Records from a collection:

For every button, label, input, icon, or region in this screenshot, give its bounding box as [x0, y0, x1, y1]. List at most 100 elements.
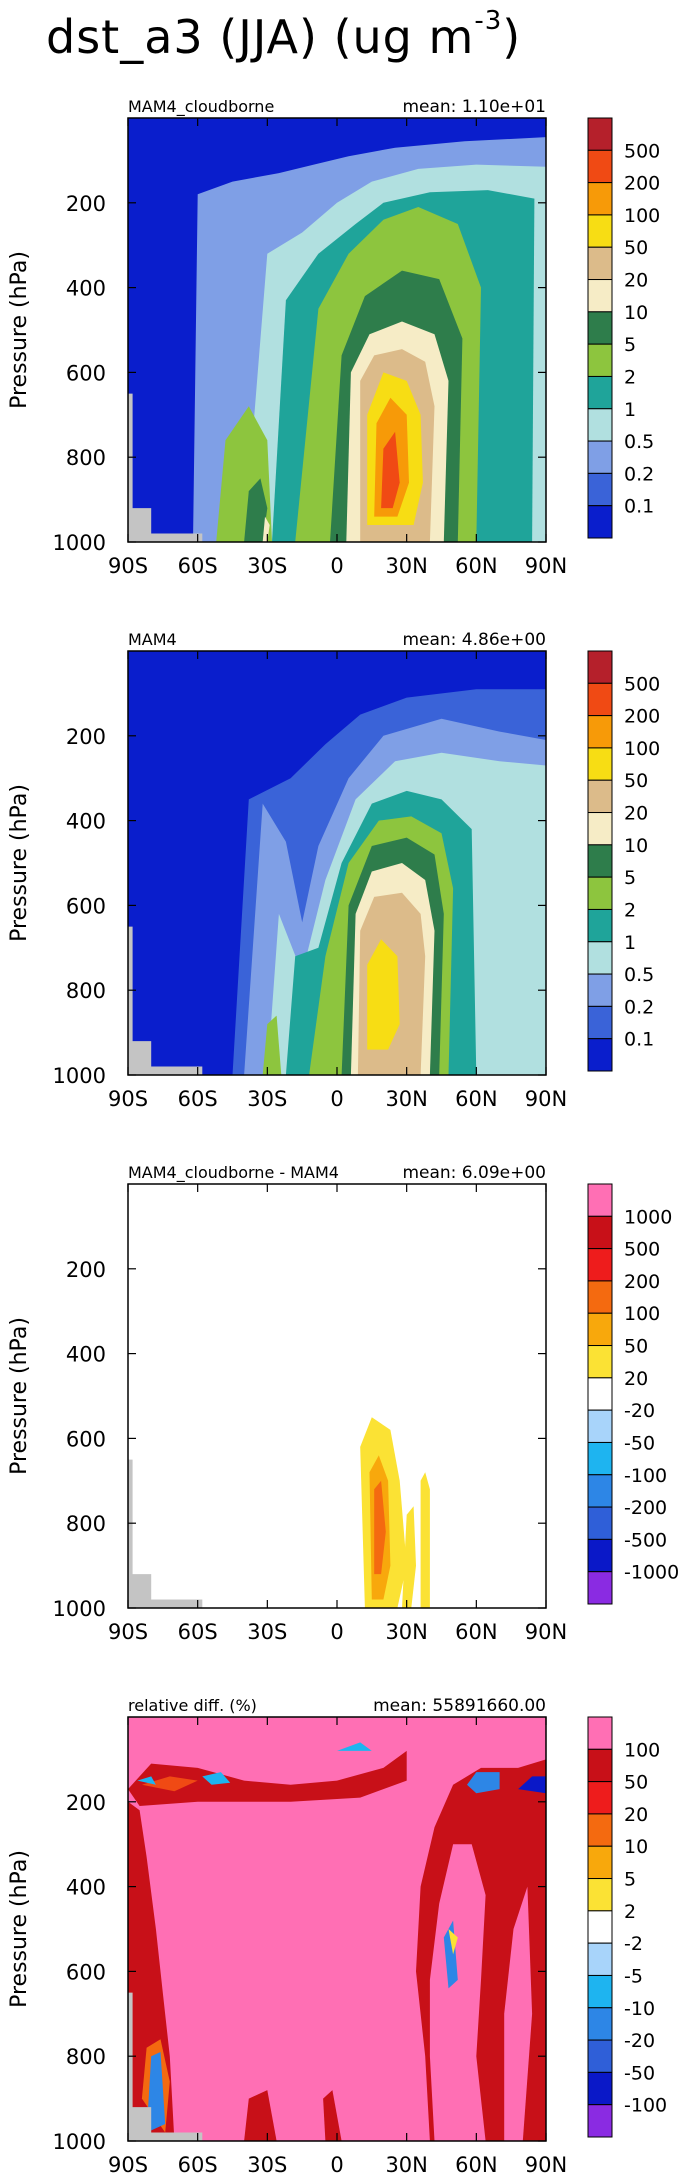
- y-tick-label: 600: [66, 361, 106, 385]
- colorbar: 1000 500 200 100 50 20 -20 -50 -100 -200 -500 -1000: [587, 1183, 679, 1605]
- colorbar-box: [587, 505, 613, 539]
- x-tick-label: 90N: [525, 1087, 567, 1111]
- x-tick-label: 90S: [108, 1620, 148, 1644]
- colorbar-label: 0.1: [624, 1029, 654, 1051]
- colorbar-label: 100: [624, 205, 660, 227]
- colorbar-box: [587, 876, 613, 910]
- contour-region: [381, 431, 400, 509]
- panel-3: MAM4_cloudborne - MAM4 mean: 6.09e+002004…: [7, 1163, 679, 1644]
- colorbar-box: [587, 343, 613, 377]
- colorbar-box: [587, 941, 613, 975]
- mean-text: mean: 4.86e+00: [402, 630, 546, 650]
- x-tick-label: 60S: [178, 1087, 218, 1111]
- y-tick-label: 600: [66, 894, 106, 918]
- colorbar-box: [587, 375, 613, 410]
- contour-region: [244, 2090, 277, 2141]
- y-tick-label: 1000: [53, 2130, 106, 2154]
- colorbar-box: [587, 1248, 613, 1282]
- colorbar-box: [587, 440, 613, 474]
- contour-field: [128, 118, 546, 542]
- colorbar-box: [587, 1280, 613, 1314]
- y-tick-label: 1000: [53, 1597, 106, 1621]
- colorbar-label: -200: [624, 1497, 667, 1519]
- x-tick-label: 90S: [108, 554, 148, 578]
- colorbar-label: -20: [624, 2030, 655, 2052]
- colorbar-label: -50: [624, 2062, 655, 2084]
- x-tick-label: 90S: [108, 1087, 148, 1111]
- x-tick-label: 60S: [178, 1620, 218, 1644]
- colorbar-box: [587, 1345, 613, 1379]
- colorbar-box: [587, 1748, 613, 1783]
- colorbar-box: [587, 650, 613, 684]
- x-tick-label: 0: [330, 1087, 343, 1111]
- colorbar-box: [587, 1974, 613, 2009]
- colorbar-label: 1: [624, 932, 636, 954]
- mean-text: mean: 55891660.00: [373, 1696, 546, 1716]
- y-tick-label: 400: [66, 1343, 106, 1367]
- colorbar-label: 200: [624, 173, 660, 195]
- colorbar-box: [587, 1215, 613, 1250]
- colorbar-box: [587, 779, 613, 814]
- colorbar-label: -100: [624, 1465, 667, 1487]
- colorbar-box: [587, 1910, 613, 1944]
- colorbar-label: 20: [624, 1368, 648, 1390]
- colorbar-box: [587, 279, 613, 313]
- colorbar-box: [587, 2104, 613, 2138]
- colorbar-label: 200: [624, 1271, 660, 1293]
- colorbar-box: [587, 1038, 613, 1072]
- y-tick-label: 200: [66, 725, 106, 749]
- colorbar-box: [587, 682, 613, 717]
- terrain-mask: [128, 1992, 203, 2141]
- y-tick-label: 200: [66, 1258, 106, 1282]
- colorbar-box: [587, 1538, 613, 1573]
- contour-region: [504, 1886, 533, 2141]
- colorbar-label: -10: [624, 1998, 655, 2020]
- colorbar-box: [587, 1716, 613, 1750]
- colorbar-box: [587, 246, 613, 281]
- field-background: [128, 1184, 546, 1608]
- colorbar-label: 50: [624, 770, 648, 792]
- x-tick-label: 0: [330, 554, 343, 578]
- panel-label: MAM4: [128, 630, 177, 649]
- x-tick-label: 60S: [178, 2153, 218, 2175]
- colorbar-box: [587, 1813, 613, 1847]
- terrain-mask: [128, 1459, 203, 1608]
- colorbar-box: [587, 1377, 613, 1411]
- y-axis-label: Pressure (hPa): [7, 1317, 32, 1475]
- colorbar-label: 100: [624, 738, 660, 760]
- y-tick-label: 800: [66, 1512, 106, 1536]
- colorbar-box: [587, 214, 613, 248]
- colorbar-box: [587, 2071, 613, 2106]
- colorbar-label: -20: [624, 1400, 655, 1422]
- mean-text: mean: 6.09e+00: [402, 1163, 546, 1183]
- contour-region: [146, 2052, 166, 2133]
- panel-label: relative diff. (%): [128, 1696, 257, 1715]
- y-tick-label: 200: [66, 192, 106, 216]
- colorbar-box: [587, 2007, 613, 2041]
- x-tick-label: 90S: [108, 2153, 148, 2175]
- x-tick-label: 30S: [247, 1087, 287, 1111]
- contour-region: [137, 1776, 156, 1785]
- colorbar-label: 200: [624, 706, 660, 728]
- colorbar: 100 50 20 10 5 2 -2 -5 -10 -20 -50 -100: [587, 1716, 667, 2138]
- colorbar: 500 200 100 50 20 10 5 2 1 0.5 0.2 0.1: [587, 117, 660, 539]
- y-tick-label: 400: [66, 810, 106, 834]
- contour-field: [128, 1184, 546, 1608]
- colorbar-label: 500: [624, 140, 660, 162]
- y-tick-label: 800: [66, 2045, 106, 2069]
- y-tick-label: 800: [66, 446, 106, 470]
- colorbar-label: 0.2: [624, 996, 654, 1018]
- colorbar-label: 2: [624, 1901, 636, 1923]
- colorbar-box: [587, 1781, 613, 1815]
- colorbar-label: 50: [624, 237, 648, 259]
- contour-region: [202, 1772, 231, 1785]
- x-tick-label: 0: [330, 2153, 343, 2175]
- contour-region: [518, 1776, 546, 1794]
- colorbar-box: [587, 182, 613, 216]
- y-tick-label: 1000: [53, 531, 106, 555]
- panel-2: MAM4 mean: 4.86e+002004006008001000Pressu…: [7, 630, 660, 1111]
- contour-region: [420, 1472, 430, 1608]
- colorbar-label: 2: [624, 899, 636, 921]
- contour-field: [128, 1717, 546, 2141]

## WRITTEN TASK
Copy out verbatim the stretch of the records above that starts with the line containing "- y-tick-label: 600: [66, 361, 106, 385]" and ends with the line containing "- panel-3: MAM4_cloudborne", including both of those lines.

## SOLUTION FOR THIS EXERCISE
- y-tick-label: 600: [66, 361, 106, 385]
- colorbar: 1000 500 200 100 50 20 -20 -50 -100 -200 -500 -1000: [587, 1183, 679, 1605]
- colorbar-box: [587, 505, 613, 539]
- x-tick-label: 90N: [525, 1087, 567, 1111]
- x-tick-label: 90S: [108, 1620, 148, 1644]
- colorbar-label: 0.1: [624, 1029, 654, 1051]
- colorbar-label: 100: [624, 205, 660, 227]
- colorbar-box: [587, 876, 613, 910]
- contour-region: [381, 431, 400, 509]
- panel-3: MAM4_cloudborne - MAM4 mean: 6.09e+002004…: [7, 1163, 679, 1644]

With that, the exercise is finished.